# STATED PROBLEM
Write out each line from the data below that includes the word "JSON".

....

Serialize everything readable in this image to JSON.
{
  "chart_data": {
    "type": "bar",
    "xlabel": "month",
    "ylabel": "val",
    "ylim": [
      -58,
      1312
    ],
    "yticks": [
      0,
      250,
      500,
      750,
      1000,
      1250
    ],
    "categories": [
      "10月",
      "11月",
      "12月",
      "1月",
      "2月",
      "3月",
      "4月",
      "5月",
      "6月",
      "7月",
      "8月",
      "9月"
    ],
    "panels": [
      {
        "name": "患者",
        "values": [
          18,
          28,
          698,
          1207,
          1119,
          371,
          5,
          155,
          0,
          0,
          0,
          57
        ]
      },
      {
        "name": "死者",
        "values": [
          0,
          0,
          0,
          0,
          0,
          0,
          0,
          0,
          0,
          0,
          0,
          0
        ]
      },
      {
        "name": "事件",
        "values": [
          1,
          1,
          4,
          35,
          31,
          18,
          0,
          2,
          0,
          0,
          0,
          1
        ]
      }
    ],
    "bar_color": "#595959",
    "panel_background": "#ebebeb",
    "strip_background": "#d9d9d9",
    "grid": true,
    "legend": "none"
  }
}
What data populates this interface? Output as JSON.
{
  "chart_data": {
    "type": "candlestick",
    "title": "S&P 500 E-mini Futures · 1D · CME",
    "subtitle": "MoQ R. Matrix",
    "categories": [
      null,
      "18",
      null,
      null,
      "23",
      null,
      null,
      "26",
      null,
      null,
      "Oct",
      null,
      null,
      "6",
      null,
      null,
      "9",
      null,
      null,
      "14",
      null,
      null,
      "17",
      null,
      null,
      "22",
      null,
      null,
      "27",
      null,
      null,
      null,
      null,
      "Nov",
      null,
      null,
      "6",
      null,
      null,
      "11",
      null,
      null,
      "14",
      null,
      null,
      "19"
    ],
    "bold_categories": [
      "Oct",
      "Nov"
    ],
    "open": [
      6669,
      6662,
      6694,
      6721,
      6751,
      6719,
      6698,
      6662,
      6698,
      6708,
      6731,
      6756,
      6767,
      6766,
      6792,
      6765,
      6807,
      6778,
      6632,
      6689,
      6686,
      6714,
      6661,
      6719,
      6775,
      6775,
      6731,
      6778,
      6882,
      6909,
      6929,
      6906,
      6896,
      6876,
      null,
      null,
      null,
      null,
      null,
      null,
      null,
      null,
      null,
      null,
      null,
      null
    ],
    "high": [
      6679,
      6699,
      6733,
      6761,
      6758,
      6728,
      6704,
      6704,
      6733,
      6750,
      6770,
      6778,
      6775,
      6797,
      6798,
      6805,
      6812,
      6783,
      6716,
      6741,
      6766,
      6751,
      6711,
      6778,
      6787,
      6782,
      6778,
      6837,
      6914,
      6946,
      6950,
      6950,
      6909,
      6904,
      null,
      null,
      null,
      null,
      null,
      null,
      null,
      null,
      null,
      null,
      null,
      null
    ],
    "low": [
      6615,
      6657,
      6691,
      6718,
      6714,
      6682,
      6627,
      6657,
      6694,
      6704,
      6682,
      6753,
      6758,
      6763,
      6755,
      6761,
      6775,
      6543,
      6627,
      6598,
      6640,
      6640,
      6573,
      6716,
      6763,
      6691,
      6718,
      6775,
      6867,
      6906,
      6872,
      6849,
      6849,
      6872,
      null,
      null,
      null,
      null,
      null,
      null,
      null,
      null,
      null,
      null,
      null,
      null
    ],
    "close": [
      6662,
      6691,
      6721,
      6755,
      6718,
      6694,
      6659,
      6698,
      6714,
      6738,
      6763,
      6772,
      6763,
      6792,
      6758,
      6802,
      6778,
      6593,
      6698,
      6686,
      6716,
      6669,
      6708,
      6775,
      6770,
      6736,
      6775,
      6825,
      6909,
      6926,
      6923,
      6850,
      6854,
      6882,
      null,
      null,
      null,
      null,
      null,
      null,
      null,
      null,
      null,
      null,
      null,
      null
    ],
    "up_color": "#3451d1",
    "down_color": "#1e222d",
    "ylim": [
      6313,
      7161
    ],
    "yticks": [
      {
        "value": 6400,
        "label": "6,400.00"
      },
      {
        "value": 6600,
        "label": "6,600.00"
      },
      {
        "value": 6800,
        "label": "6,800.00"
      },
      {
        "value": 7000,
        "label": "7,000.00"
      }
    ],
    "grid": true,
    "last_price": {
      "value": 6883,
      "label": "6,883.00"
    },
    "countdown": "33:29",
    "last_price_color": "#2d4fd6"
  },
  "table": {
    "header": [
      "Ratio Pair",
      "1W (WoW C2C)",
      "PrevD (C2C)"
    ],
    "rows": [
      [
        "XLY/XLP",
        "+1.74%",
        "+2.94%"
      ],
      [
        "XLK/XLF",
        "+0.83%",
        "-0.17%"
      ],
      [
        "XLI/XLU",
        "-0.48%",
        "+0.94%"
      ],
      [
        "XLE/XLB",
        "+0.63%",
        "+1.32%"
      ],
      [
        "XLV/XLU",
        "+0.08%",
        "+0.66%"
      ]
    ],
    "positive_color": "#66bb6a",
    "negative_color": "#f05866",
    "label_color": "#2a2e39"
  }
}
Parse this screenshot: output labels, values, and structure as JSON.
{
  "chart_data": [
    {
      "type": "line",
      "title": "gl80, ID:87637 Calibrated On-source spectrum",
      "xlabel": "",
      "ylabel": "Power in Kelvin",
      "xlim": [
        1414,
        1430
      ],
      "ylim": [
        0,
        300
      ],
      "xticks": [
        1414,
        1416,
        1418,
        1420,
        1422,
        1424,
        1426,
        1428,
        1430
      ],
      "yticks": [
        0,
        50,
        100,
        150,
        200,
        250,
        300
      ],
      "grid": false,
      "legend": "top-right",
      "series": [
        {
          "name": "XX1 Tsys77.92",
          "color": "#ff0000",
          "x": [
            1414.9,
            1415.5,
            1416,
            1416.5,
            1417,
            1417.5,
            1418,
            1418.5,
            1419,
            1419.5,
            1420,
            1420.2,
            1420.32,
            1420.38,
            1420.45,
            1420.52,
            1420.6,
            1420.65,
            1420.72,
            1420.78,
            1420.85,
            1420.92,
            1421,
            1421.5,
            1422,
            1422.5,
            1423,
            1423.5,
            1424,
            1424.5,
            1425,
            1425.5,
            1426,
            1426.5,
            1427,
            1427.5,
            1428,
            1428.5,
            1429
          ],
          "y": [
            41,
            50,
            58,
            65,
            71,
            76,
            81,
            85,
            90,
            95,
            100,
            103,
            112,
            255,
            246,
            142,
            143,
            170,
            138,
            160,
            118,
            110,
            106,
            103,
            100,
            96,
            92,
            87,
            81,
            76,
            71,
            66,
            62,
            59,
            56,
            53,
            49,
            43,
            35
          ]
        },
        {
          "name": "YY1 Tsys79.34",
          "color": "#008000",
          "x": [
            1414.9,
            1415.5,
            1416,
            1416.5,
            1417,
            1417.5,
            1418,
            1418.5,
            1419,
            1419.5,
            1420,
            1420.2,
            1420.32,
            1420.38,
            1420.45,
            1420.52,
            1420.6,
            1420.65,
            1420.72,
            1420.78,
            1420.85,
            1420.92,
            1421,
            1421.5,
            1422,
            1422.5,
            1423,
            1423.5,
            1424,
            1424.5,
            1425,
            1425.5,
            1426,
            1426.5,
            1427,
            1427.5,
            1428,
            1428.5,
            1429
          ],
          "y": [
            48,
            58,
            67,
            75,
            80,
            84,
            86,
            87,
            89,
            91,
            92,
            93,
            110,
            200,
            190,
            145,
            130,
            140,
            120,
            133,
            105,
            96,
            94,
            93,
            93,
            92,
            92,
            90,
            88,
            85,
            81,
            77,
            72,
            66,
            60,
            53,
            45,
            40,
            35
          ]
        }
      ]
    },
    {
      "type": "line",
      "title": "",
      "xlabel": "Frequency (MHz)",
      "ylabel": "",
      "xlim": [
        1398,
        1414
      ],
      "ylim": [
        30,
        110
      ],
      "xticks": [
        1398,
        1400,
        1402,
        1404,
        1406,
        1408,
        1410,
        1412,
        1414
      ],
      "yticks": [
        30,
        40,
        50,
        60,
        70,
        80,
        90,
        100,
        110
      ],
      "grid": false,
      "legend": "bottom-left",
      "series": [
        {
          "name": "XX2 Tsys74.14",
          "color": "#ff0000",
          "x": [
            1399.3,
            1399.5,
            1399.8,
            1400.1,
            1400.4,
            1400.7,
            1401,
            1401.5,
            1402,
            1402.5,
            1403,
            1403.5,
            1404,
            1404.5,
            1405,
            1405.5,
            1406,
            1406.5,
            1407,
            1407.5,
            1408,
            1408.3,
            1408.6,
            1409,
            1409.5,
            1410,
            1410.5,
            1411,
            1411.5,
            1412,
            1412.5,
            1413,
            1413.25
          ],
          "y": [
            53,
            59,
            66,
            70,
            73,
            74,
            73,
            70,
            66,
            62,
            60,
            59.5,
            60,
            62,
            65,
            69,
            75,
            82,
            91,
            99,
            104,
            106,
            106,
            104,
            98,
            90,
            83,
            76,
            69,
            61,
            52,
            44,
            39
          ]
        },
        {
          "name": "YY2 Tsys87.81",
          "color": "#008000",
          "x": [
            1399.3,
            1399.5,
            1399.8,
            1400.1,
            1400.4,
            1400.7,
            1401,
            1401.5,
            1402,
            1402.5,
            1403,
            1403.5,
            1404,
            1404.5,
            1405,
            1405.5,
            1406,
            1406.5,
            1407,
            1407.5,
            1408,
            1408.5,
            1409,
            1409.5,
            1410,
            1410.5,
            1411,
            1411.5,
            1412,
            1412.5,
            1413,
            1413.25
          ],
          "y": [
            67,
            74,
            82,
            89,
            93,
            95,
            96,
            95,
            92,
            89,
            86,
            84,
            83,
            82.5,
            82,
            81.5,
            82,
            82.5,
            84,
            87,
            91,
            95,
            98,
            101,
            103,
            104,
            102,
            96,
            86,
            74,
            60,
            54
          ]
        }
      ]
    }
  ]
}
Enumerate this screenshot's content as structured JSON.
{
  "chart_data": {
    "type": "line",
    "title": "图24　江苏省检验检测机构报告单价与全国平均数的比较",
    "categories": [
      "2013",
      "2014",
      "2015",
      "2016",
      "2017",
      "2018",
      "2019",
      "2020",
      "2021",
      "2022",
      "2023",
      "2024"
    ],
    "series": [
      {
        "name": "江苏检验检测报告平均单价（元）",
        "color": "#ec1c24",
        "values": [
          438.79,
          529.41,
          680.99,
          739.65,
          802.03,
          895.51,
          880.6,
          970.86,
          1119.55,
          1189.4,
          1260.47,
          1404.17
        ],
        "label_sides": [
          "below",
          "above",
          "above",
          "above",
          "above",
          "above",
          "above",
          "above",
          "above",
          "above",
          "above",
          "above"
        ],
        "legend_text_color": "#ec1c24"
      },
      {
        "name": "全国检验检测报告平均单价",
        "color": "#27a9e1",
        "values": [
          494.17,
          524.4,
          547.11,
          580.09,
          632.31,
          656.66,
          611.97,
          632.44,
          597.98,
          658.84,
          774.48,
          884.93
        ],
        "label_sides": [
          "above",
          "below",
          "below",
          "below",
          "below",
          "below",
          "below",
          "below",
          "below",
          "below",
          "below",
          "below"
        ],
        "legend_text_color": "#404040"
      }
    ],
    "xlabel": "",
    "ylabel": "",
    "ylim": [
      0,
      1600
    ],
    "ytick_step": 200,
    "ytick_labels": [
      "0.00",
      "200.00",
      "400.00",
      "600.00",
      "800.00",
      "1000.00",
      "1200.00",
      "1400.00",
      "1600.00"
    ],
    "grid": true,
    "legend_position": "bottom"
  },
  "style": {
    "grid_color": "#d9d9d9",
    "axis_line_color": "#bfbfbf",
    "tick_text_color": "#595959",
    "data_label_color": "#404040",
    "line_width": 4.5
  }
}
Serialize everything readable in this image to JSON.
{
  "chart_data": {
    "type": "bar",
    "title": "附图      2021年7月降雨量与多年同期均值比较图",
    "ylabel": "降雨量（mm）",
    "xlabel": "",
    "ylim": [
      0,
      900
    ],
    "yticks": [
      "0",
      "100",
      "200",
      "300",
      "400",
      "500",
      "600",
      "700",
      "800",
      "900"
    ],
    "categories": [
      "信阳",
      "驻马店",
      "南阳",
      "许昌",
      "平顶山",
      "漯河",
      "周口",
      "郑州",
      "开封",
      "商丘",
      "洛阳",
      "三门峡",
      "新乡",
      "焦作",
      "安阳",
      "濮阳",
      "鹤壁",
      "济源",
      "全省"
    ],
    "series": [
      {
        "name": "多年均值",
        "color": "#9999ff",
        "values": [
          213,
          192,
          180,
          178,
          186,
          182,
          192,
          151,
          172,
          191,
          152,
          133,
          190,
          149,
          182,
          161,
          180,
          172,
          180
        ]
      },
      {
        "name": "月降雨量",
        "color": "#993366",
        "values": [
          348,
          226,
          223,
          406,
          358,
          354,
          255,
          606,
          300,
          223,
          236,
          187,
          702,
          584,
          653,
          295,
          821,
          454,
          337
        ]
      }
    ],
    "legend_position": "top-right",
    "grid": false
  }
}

....

# RESULT FOR THIS TASK
Serialize everything readable in this image to JSON.
What data populates this interface? Output as JSON.
Parse this screenshot: output labels, values, and structure as JSON.
Enumerate this screenshot's content as structured JSON.
Serialize everything readable in this image to JSON.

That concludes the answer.